▶ [TEXT EXTRACT]
- - - - -
Reputation: 33
I have a following data frame
data <- tibble(ID=rep(c(1:2), each= 9), time = rep(1:9, 2), event = c(1,1,1,0,0,0,0,1,1,1,1,0,0,0,1,0,1,0))
I want to retrieve the first row for each subject which has "1" after the consecutive zeros i.e.row number 8 in the data.frame for first subject and row number 15 in the data.frame for the second subject
Upvotes: 3
Views: 529
Reputation: 270045
1) oneAfter0
takes a vector of 0's and 1's and pastes them together. It then uses regexpr
to find the first occurrence of 01
and returns a logical vector tthe same length as the input. That result is TRUE for the position of the first 1 and FALSE elsewhere.
ave
is used to apply that to each group and subset
is used to subset out the rows corresponding to TRUE.
No packages are used.
oneAfter0 <- function(x) regexpr("01", paste(x, collapse = "")) + 1 == seq_along(x)
subset(data, ave(event, ID, FUN = oneAfter0) == 1)
2) This could alternately be written using dplyr like this:
library(dplyr)
data %>%
group_by(ID) %>%
filter(regexpr("01", paste(event, collapse = "")) + 1 == 1:n()) %>%
ungroup
Upvotes: 3
Reputation: 102529
Here is a base R
solution with rle()
:
r <- rle(data$event)
df <- data[cumsum(r$lengths)[r$lengths > 1 & r$values==0]+1,]
such that
> df
ID time event
8 1 8 1
15 2 6 1
Upvotes: 1
Reputation: 670
This is a purposely didactic version of Ronak Shah's1 answer, to show inelegantly but stepwise how to use the run lengths from rle
to capture row indices to use for identifying runs of zeros and the following non-zero event
s
library(dplyr)
- - - - -
Element box records

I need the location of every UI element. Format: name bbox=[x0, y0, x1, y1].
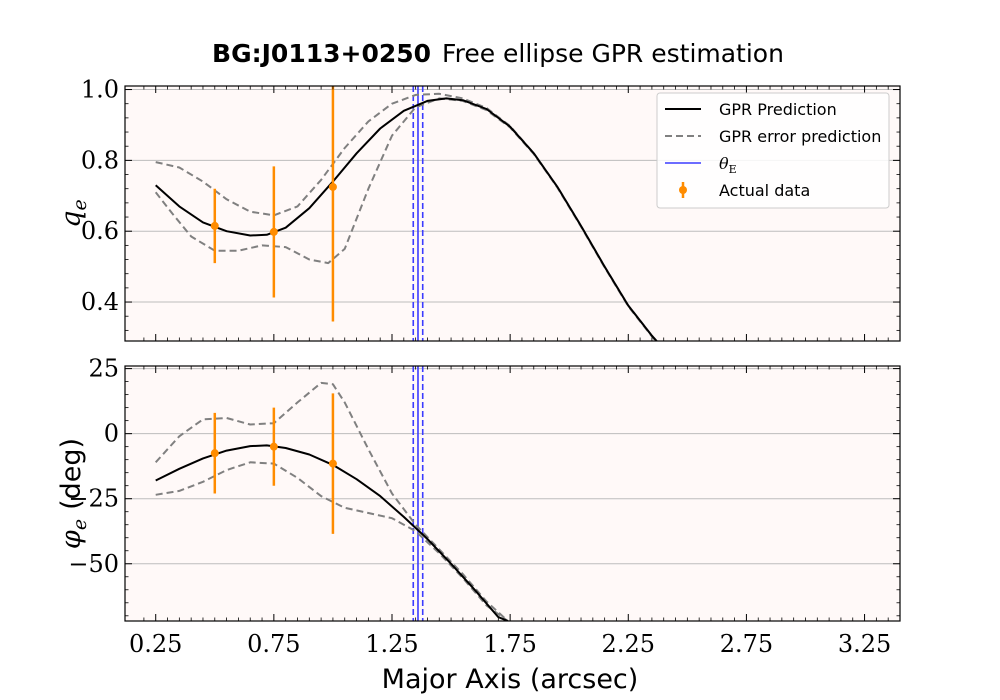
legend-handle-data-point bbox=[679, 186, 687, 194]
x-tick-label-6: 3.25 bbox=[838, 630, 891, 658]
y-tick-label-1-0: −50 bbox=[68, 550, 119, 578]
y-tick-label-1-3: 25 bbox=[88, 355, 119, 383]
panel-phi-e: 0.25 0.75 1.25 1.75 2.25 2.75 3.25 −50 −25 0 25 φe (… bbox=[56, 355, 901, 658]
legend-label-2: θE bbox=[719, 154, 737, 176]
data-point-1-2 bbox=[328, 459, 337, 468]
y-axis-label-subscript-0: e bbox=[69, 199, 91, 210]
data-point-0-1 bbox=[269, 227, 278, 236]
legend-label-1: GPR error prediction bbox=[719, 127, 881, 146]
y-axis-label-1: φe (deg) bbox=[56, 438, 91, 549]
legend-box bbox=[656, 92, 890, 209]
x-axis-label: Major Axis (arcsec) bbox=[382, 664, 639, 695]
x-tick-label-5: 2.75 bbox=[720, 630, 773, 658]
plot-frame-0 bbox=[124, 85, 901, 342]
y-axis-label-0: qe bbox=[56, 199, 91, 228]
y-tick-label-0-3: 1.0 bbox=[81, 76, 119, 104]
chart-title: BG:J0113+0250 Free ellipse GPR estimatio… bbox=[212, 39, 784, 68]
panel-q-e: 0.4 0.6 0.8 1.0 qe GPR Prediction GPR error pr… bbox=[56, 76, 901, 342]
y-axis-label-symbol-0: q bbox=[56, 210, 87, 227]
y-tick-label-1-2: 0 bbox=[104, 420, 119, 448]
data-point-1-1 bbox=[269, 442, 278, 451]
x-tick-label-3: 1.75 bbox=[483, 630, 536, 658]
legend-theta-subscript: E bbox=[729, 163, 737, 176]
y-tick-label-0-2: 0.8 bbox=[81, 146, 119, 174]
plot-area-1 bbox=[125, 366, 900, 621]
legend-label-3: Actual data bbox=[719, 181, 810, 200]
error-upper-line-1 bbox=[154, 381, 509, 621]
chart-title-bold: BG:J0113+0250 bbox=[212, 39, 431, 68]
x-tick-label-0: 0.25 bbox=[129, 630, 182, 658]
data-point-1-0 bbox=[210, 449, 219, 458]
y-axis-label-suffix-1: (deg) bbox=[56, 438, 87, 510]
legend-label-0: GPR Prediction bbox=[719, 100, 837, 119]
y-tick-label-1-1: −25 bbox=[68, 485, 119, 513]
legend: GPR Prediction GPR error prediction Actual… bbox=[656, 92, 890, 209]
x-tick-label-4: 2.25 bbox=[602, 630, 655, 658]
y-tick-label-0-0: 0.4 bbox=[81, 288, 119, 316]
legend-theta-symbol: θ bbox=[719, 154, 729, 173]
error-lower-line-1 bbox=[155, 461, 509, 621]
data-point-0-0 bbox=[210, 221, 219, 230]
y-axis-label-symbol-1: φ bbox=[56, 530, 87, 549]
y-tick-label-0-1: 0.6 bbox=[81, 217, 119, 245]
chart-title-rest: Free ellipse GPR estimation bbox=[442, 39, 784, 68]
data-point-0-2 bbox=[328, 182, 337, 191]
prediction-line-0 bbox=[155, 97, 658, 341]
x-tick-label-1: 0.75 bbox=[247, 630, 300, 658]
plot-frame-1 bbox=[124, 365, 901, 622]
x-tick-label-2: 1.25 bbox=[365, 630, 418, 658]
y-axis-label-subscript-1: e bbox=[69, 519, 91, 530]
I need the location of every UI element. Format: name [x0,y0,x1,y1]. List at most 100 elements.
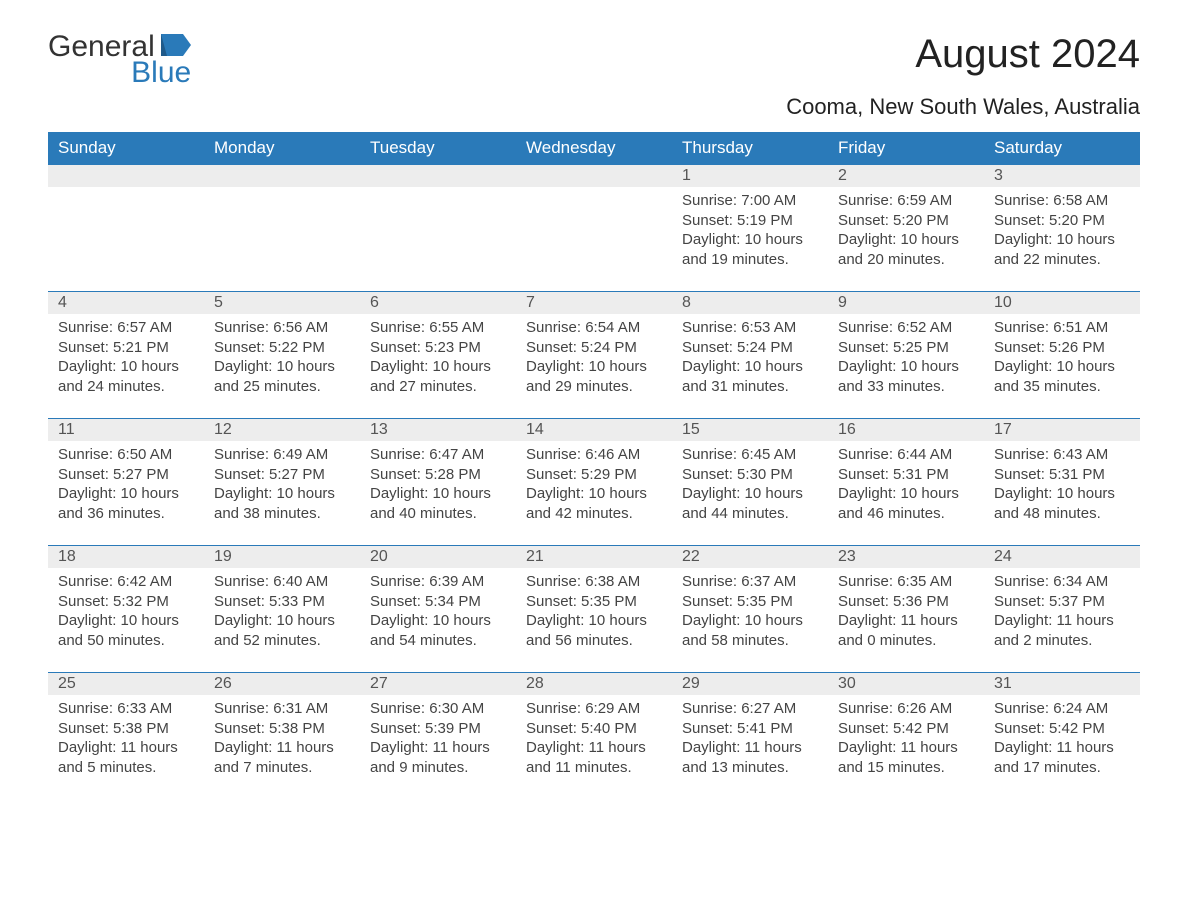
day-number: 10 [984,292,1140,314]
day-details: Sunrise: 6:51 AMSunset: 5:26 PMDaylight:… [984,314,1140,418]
- - - - -
▶ [SET TASKS]
- A) How would you put this sentence from the R forum thread into Spanish: "That result is TRUE for the position of the first 1 and FALSE elsewhere."
- B) Can you resume the R forum thread on finding the first 1 after a run of zeros, carrying it on from its last line?

▶ [ANSWERS FOR THE TASKS]
- A) Ese resultado es TRUE para la posición del primer 1 y FALSE en el resto de las posiciones.

- B)
#>
#> Attaching package: 'dplyr'
#> The following objects are masked from 'package:stats':
#>
#> filter, lag
#> The following objects are masked from 'package:base':
#>
#> intersect, setdiff, setequal, union
data <- tibble(ID=rep(c(1:2), each= 9), time = rep(1:9, 2), event = c(1,1,1,0,0,0,0,1,1,1,1,0,0,0,1,0,1,0))
runs <- rle(data$event)
runs <- tibble(runs$lengths, runs$values)
colnames(runs) <- c("lengths", "values")
sequences <- sequences <- tibble(lengths = runs$lengths, values = runs$values) %>% mutate(indices = cumsum(runs$lengths))
post_zero <- sequences %>% filter(values == 0)
result <- left_join(sequences, post_zero, by = "indices") %>% select(1:3) %>% filter(values.x == 1)
colnames(result) <- c("lengths", "runs", "indices")
data[result$indices,]
#> # A tibble: 4 x 3
#> ID time event
#> <int> <int> <dbl>
#> 1 1 3 1
#> 2 2 2 1
#> 3 2 6 1
#> 4 2 8 1
Created on 2019-12-16 by the reprex package (v0.3.0)
Upvotes: 0
Reputation: 4551
My answer is very similar to Eric's, but requires 2 zeros instead of 1.
-- edited to limit the results to only the first occurrence instead of all.
library(dplyr)
data <- tibble(ID=rep(c(1:2), each= 9), time = rep(1:9, 2), event = c(1,1,1,0,0,0,0,1,1,1,1,0,0,0,1,0,1,0))
data %>%
group_by(ID) %>%
filter(
event == 1,
dplyr::lag(event) == 0,
dplyr::lag(event, 2) == 0,
cumsum(event == 1 & # this limits the results to the first occurrence
dplyr::lag(event, default = 1) == 0 &
dplyr::lag(event, default = 1, n = 2) == 0) == 1
)
Upvotes: 1
Reputation: 1389
a tidyverse answer, if I understand your question correctly:
library(dplyr)
data %>%
filter(event==1,lag(event)==0)
Upvotes: 1
Reputation: 389215
We can use rle
to select the first row after first consecutive zeroes in each group (ID
).
library(dplyr)
data %>%
group_by(ID) %>%
slice(with(rle(event == 0), sum(lengths[1:which.max(values)])) + 1)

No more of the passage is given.